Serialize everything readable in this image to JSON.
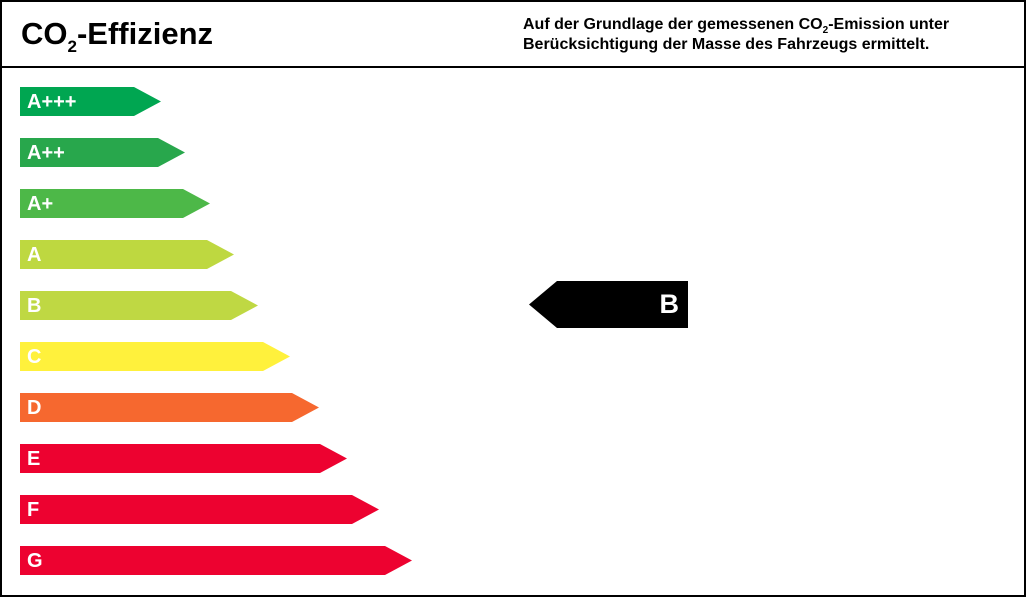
{
  "header": {
    "title_prefix": "CO",
    "title_sub": "2",
    "title_suffix": "-Effizienz",
    "desc_line1_prefix": "Auf der Grundlage der gemessenen CO",
    "desc_line1_sub": "2",
    "desc_line1_suffix": "-Emission unter",
    "desc_line2": "Berücksichtigung der Masse des Fahrzeugs ermittelt."
  },
  "classes": [
    {
      "label": "A+++",
      "color": "#00a651"
    },
    {
      "label": "A++",
      "color": "#28a74c"
    },
    {
      "label": "A+",
      "color": "#4db848"
    },
    {
      "label": "A",
      "color": "#bed840"
    },
    {
      "label": "B",
      "color": "#bfd843"
    },
    {
      "label": "C",
      "color": "#fff13c"
    },
    {
      "label": "D",
      "color": "#f6682f"
    },
    {
      "label": "E",
      "color": "#ed0230"
    },
    {
      "label": "F",
      "color": "#ed0230"
    },
    {
      "label": "G",
      "color": "#ed0230"
    }
  ],
  "rating": {
    "label": "B",
    "color": "#000000"
  }
}
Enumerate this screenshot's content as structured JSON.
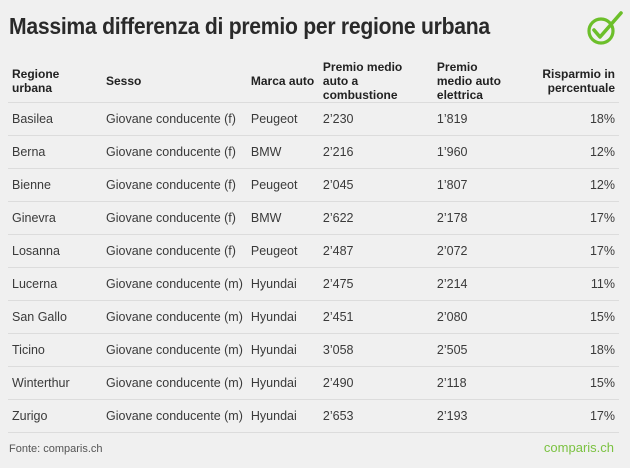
{
  "title": "Massima differenza di premio per regione urbana",
  "colors": {
    "accent_green": "#6cbf2a",
    "brand_green": "#7bc241",
    "background": "#f0f0f0",
    "divider": "#dcdcdc"
  },
  "logo": {
    "icon": "checkmark-circle-icon"
  },
  "table": {
    "headers": [
      "Regione urbana",
      "Sesso",
      "Marca auto",
      "Premio medio auto a combustione",
      "Premio medio auto elettrica",
      "Risparmio in percentuale"
    ],
    "rows": [
      [
        "Basilea",
        "Giovane conducente (f)",
        "Peugeot",
        "2’230",
        "1’819",
        "18%"
      ],
      [
        "Berna",
        "Giovane conducente (f)",
        "BMW",
        "2’216",
        "1’960",
        "12%"
      ],
      [
        "Bienne",
        "Giovane conducente (f)",
        "Peugeot",
        "2’045",
        "1’807",
        "12%"
      ],
      [
        "Ginevra",
        "Giovane conducente (f)",
        "BMW",
        "2’622",
        "2’178",
        "17%"
      ],
      [
        "Losanna",
        "Giovane conducente (f)",
        "Peugeot",
        "2’487",
        "2’072",
        "17%"
      ],
      [
        "Lucerna",
        "Giovane conducente (m)",
        "Hyundai",
        "2’475",
        "2’214",
        "11%"
      ],
      [
        "San Gallo",
        "Giovane conducente (m)",
        "Hyundai",
        "2’451",
        "2’080",
        "15%"
      ],
      [
        "Ticino",
        "Giovane conducente (m)",
        "Hyundai",
        "3’058",
        "2’505",
        "18%"
      ],
      [
        "Winterthur",
        "Giovane conducente (m)",
        "Hyundai",
        "2’490",
        "2’118",
        "15%"
      ],
      [
        "Zurigo",
        "Giovane conducente (m)",
        "Hyundai",
        "2’653",
        "2’193",
        "17%"
      ]
    ]
  },
  "footer": {
    "source": "Fonte: comparis.ch",
    "brand": "comparis.ch"
  },
  "chart_data": {
    "type": "table",
    "title": "Massima differenza di premio per regione urbana",
    "columns": [
      "Regione urbana",
      "Sesso",
      "Marca auto",
      "Premio medio auto a combustione",
      "Premio medio auto elettrica",
      "Risparmio in percentuale"
    ],
    "rows": [
      [
        "Basilea",
        "Giovane conducente (f)",
        "Peugeot",
        2230,
        1819,
        18
      ],
      [
        "Berna",
        "Giovane conducente (f)",
        "BMW",
        2216,
        1960,
        12
      ],
      [
        "Bienne",
        "Giovane conducente (f)",
        "Peugeot",
        2045,
        1807,
        12
      ],
      [
        "Ginevra",
        "Giovane conducente (f)",
        "BMW",
        2622,
        2178,
        17
      ],
      [
        "Losanna",
        "Giovane conducente (f)",
        "Peugeot",
        2487,
        2072,
        17
      ],
      [
        "Lucerna",
        "Giovane conducente (m)",
        "Hyundai",
        2475,
        2214,
        11
      ],
      [
        "San Gallo",
        "Giovane conducente (m)",
        "Hyundai",
        2451,
        2080,
        15
      ],
      [
        "Ticino",
        "Giovane conducente (m)",
        "Hyundai",
        3058,
        2505,
        18
      ],
      [
        "Winterthur",
        "Giovane conducente (m)",
        "Hyundai",
        2490,
        2118,
        15
      ],
      [
        "Zurigo",
        "Giovane conducente (m)",
        "Hyundai",
        2653,
        2193,
        17
      ]
    ],
    "source": "Fonte: comparis.ch"
  }
}
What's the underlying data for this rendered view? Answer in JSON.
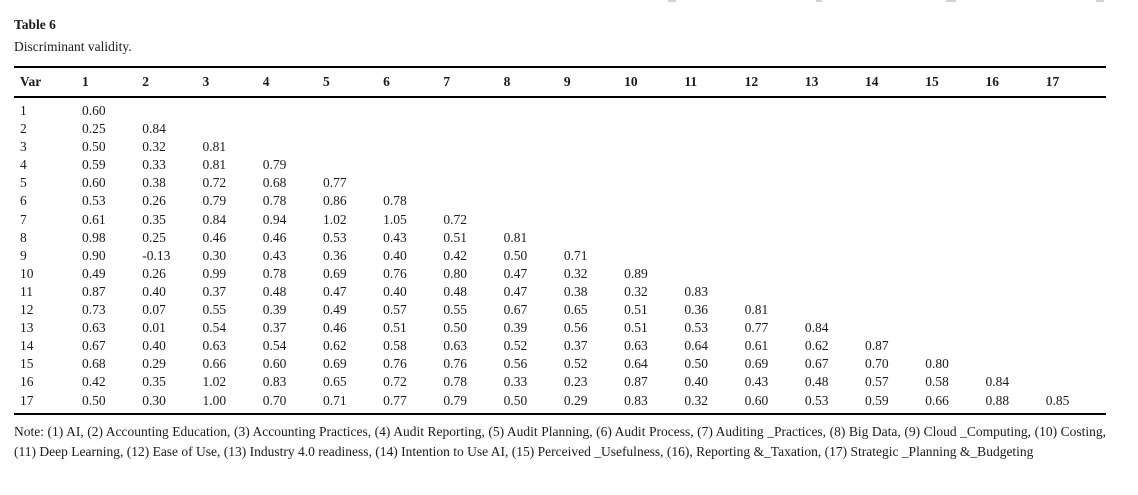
{
  "title": "Table 6",
  "caption": "Discriminant validity.",
  "table": {
    "var_header": "Var",
    "columns": [
      "1",
      "2",
      "3",
      "4",
      "5",
      "6",
      "7",
      "8",
      "9",
      "10",
      "11",
      "12",
      "13",
      "14",
      "15",
      "16",
      "17"
    ],
    "rows": [
      {
        "var": "1",
        "values": [
          "0.60"
        ]
      },
      {
        "var": "2",
        "values": [
          "0.25",
          "0.84"
        ]
      },
      {
        "var": "3",
        "values": [
          "0.50",
          "0.32",
          "0.81"
        ]
      },
      {
        "var": "4",
        "values": [
          "0.59",
          "0.33",
          "0.81",
          "0.79"
        ]
      },
      {
        "var": "5",
        "values": [
          "0.60",
          "0.38",
          "0.72",
          "0.68",
          "0.77"
        ]
      },
      {
        "var": "6",
        "values": [
          "0.53",
          "0.26",
          "0.79",
          "0.78",
          "0.86",
          "0.78"
        ]
      },
      {
        "var": "7",
        "values": [
          "0.61",
          "0.35",
          "0.84",
          "0.94",
          "1.02",
          "1.05",
          "0.72"
        ]
      },
      {
        "var": "8",
        "values": [
          "0.98",
          "0.25",
          "0.46",
          "0.46",
          "0.53",
          "0.43",
          "0.51",
          "0.81"
        ]
      },
      {
        "var": "9",
        "values": [
          "0.90",
          "-0.13",
          "0.30",
          "0.43",
          "0.36",
          "0.40",
          "0.42",
          "0.50",
          "0.71"
        ]
      },
      {
        "var": "10",
        "values": [
          "0.49",
          "0.26",
          "0.99",
          "0.78",
          "0.69",
          "0.76",
          "0.80",
          "0.47",
          "0.32",
          "0.89"
        ]
      },
      {
        "var": "11",
        "values": [
          "0.87",
          "0.40",
          "0.37",
          "0.48",
          "0.47",
          "0.40",
          "0.48",
          "0.47",
          "0.38",
          "0.32",
          "0.83"
        ]
      },
      {
        "var": "12",
        "values": [
          "0.73",
          "0.07",
          "0.55",
          "0.39",
          "0.49",
          "0.57",
          "0.55",
          "0.67",
          "0.65",
          "0.51",
          "0.36",
          "0.81"
        ]
      },
      {
        "var": "13",
        "values": [
          "0.63",
          "0.01",
          "0.54",
          "0.37",
          "0.46",
          "0.51",
          "0.50",
          "0.39",
          "0.56",
          "0.51",
          "0.53",
          "0.77",
          "0.84"
        ]
      },
      {
        "var": "14",
        "values": [
          "0.67",
          "0.40",
          "0.63",
          "0.54",
          "0.62",
          "0.58",
          "0.63",
          "0.52",
          "0.37",
          "0.63",
          "0.64",
          "0.61",
          "0.62",
          "0.87"
        ]
      },
      {
        "var": "15",
        "values": [
          "0.68",
          "0.29",
          "0.66",
          "0.60",
          "0.69",
          "0.76",
          "0.76",
          "0.56",
          "0.52",
          "0.64",
          "0.50",
          "0.69",
          "0.67",
          "0.70",
          "0.80"
        ]
      },
      {
        "var": "16",
        "values": [
          "0.42",
          "0.35",
          "1.02",
          "0.83",
          "0.65",
          "0.72",
          "0.78",
          "0.33",
          "0.23",
          "0.87",
          "0.40",
          "0.43",
          "0.48",
          "0.57",
          "0.58",
          "0.84"
        ]
      },
      {
        "var": "17",
        "values": [
          "0.50",
          "0.30",
          "1.00",
          "0.70",
          "0.71",
          "0.77",
          "0.79",
          "0.50",
          "0.29",
          "0.83",
          "0.32",
          "0.60",
          "0.53",
          "0.59",
          "0.66",
          "0.88",
          "0.85"
        ]
      }
    ]
  },
  "note": {
    "text": "Note: (1) AI, (2) Accounting Education, (3) Accounting Practices, (4) Audit Reporting, (5) Audit Planning, (6) Audit Process, (7) Auditing _Practices, (8) Big Data, (9) Cloud _Computing, (10) Costing, (11) Deep Learning, (12) Ease of Use, (13) Industry 4.0 readiness, (14) Intention to Use AI, (15) Perceived _Usefulness, (16), Reporting &_Taxation, (17) Strategic _Planning &_Budgeting"
  },
  "colors": {
    "text": "#1b1b1b",
    "rule": "#000000",
    "background": "#ffffff"
  }
}
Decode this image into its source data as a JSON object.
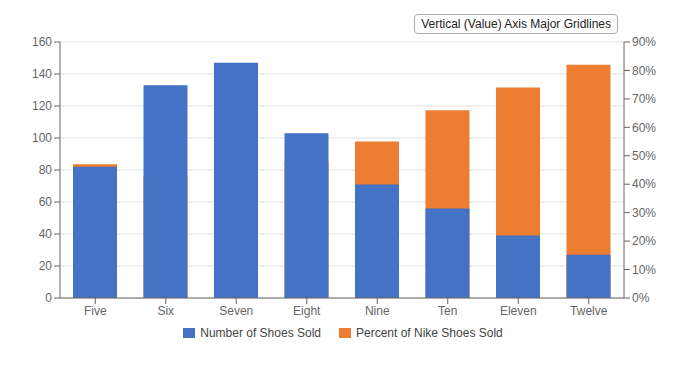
{
  "chart_data": {
    "type": "bar",
    "categories": [
      "Five",
      "Six",
      "Seven",
      "Eight",
      "Nine",
      "Ten",
      "Eleven",
      "Twelve"
    ],
    "series": [
      {
        "name": "Number of Shoes Sold",
        "color": "#4472C4",
        "values": [
          82,
          133,
          147,
          103,
          71,
          56,
          39,
          27
        ]
      },
      {
        "name": "Percent of Nike Shoes Sold",
        "color": "#ED7D31",
        "values": [
          0.47,
          0.43,
          0.32,
          0.48,
          0.55,
          0.66,
          0.74,
          0.82
        ],
        "axis": "y2"
      }
    ],
    "ylim": [
      0,
      160
    ],
    "yticks": [
      0,
      20,
      40,
      60,
      80,
      100,
      120,
      140,
      160
    ],
    "y2lim": [
      0,
      0.9
    ],
    "y2ticks": [
      {
        "value": 0.0,
        "label": "0%"
      },
      {
        "value": 0.1,
        "label": "10%"
      },
      {
        "value": 0.2,
        "label": "20%"
      },
      {
        "value": 0.3,
        "label": "30%"
      },
      {
        "value": 0.4,
        "label": "40%"
      },
      {
        "value": 0.5,
        "label": "50%"
      },
      {
        "value": 0.6,
        "label": "60%"
      },
      {
        "value": 0.7,
        "label": "70%"
      },
      {
        "value": 0.8,
        "label": "80%"
      },
      {
        "value": 0.9,
        "label": "90%"
      }
    ],
    "grid": true,
    "legend": "bottom",
    "annotations": [
      "Vertical (Value) Axis Major Gridlines"
    ]
  }
}
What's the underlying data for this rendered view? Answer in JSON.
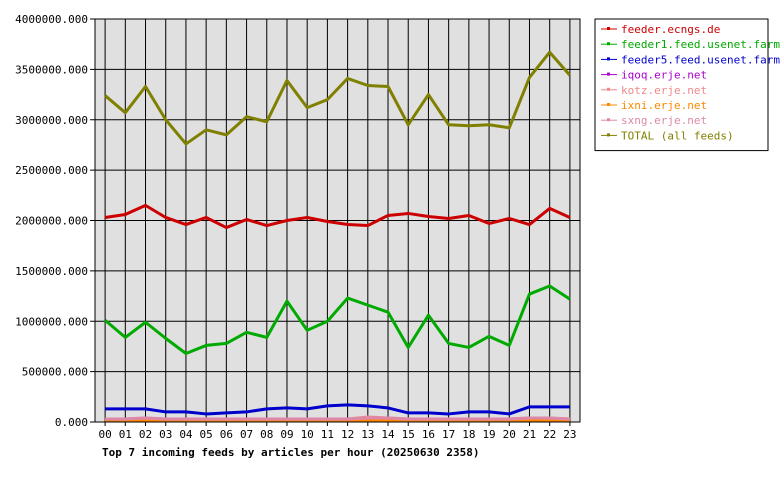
{
  "chart_data": {
    "type": "line",
    "title": "Top 7 incoming feeds by articles per hour (20250630 2358)",
    "categories": [
      "00",
      "01",
      "02",
      "03",
      "04",
      "05",
      "06",
      "07",
      "08",
      "09",
      "10",
      "11",
      "12",
      "13",
      "14",
      "15",
      "16",
      "17",
      "18",
      "19",
      "20",
      "21",
      "22",
      "23"
    ],
    "ylim": [
      0,
      4000000
    ],
    "yticks": [
      "0.000",
      "500000.000",
      "1000000.000",
      "1500000.000",
      "2000000.000",
      "2500000.000",
      "3000000.000",
      "3500000.000",
      "4000000.000"
    ],
    "grid": true,
    "legend_position": "right",
    "series": [
      {
        "name": "feeder.ecngs.de",
        "color": "#cc0000",
        "values": [
          2030000,
          2060000,
          2150000,
          2030000,
          1960000,
          2030000,
          1930000,
          2010000,
          1950000,
          2000000,
          2030000,
          1990000,
          1960000,
          1950000,
          2050000,
          2070000,
          2040000,
          2020000,
          2050000,
          1970000,
          2020000,
          1960000,
          2120000,
          2030000
        ]
      },
      {
        "name": "feeder1.feed.usenet.farm",
        "color": "#00aa00",
        "values": [
          1010000,
          840000,
          990000,
          830000,
          680000,
          760000,
          780000,
          890000,
          840000,
          1200000,
          910000,
          1000000,
          1230000,
          1160000,
          1090000,
          740000,
          1060000,
          780000,
          740000,
          850000,
          760000,
          1270000,
          1350000,
          1220000
        ]
      },
      {
        "name": "feeder5.feed.usenet.farm",
        "color": "#0000cc",
        "values": [
          130000,
          130000,
          130000,
          100000,
          100000,
          80000,
          90000,
          100000,
          130000,
          140000,
          130000,
          160000,
          170000,
          160000,
          140000,
          90000,
          90000,
          80000,
          100000,
          100000,
          80000,
          150000,
          150000,
          150000
        ]
      },
      {
        "name": "iqoq.erje.net",
        "color": "#aa00cc",
        "values": [
          30000,
          30000,
          30000,
          30000,
          30000,
          30000,
          30000,
          30000,
          30000,
          30000,
          30000,
          30000,
          30000,
          30000,
          30000,
          30000,
          30000,
          30000,
          30000,
          30000,
          30000,
          30000,
          30000,
          30000
        ]
      },
      {
        "name": "kotz.erje.net",
        "color": "#ee8888",
        "values": [
          30000,
          30000,
          40000,
          30000,
          30000,
          30000,
          30000,
          30000,
          30000,
          30000,
          30000,
          30000,
          30000,
          50000,
          40000,
          30000,
          30000,
          30000,
          30000,
          30000,
          30000,
          40000,
          40000,
          30000
        ]
      },
      {
        "name": "ixni.erje.net",
        "color": "#ff8800",
        "values": [
          20000,
          20000,
          20000,
          20000,
          20000,
          20000,
          20000,
          20000,
          20000,
          20000,
          20000,
          20000,
          20000,
          20000,
          20000,
          20000,
          20000,
          20000,
          20000,
          20000,
          20000,
          20000,
          20000,
          20000
        ]
      },
      {
        "name": "sxng.erje.net",
        "color": "#dd88aa",
        "values": [
          30000,
          30000,
          40000,
          30000,
          30000,
          30000,
          30000,
          30000,
          30000,
          30000,
          30000,
          30000,
          30000,
          40000,
          40000,
          30000,
          30000,
          30000,
          30000,
          30000,
          30000,
          40000,
          40000,
          30000
        ]
      },
      {
        "name": "TOTAL (all feeds)",
        "color": "#808000",
        "values": [
          3240000,
          3070000,
          3330000,
          3000000,
          2760000,
          2900000,
          2850000,
          3030000,
          2980000,
          3390000,
          3120000,
          3200000,
          3410000,
          3340000,
          3330000,
          2950000,
          3250000,
          2950000,
          2940000,
          2950000,
          2920000,
          3420000,
          3670000,
          3440000
        ]
      }
    ]
  }
}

===

» Stated goal: Check the data for the word "usenet" and pull out the lines that have it.

» Full output:
        "name": "feeder1.feed.usenet.farm",
        "name": "feeder5.feed.usenet.farm",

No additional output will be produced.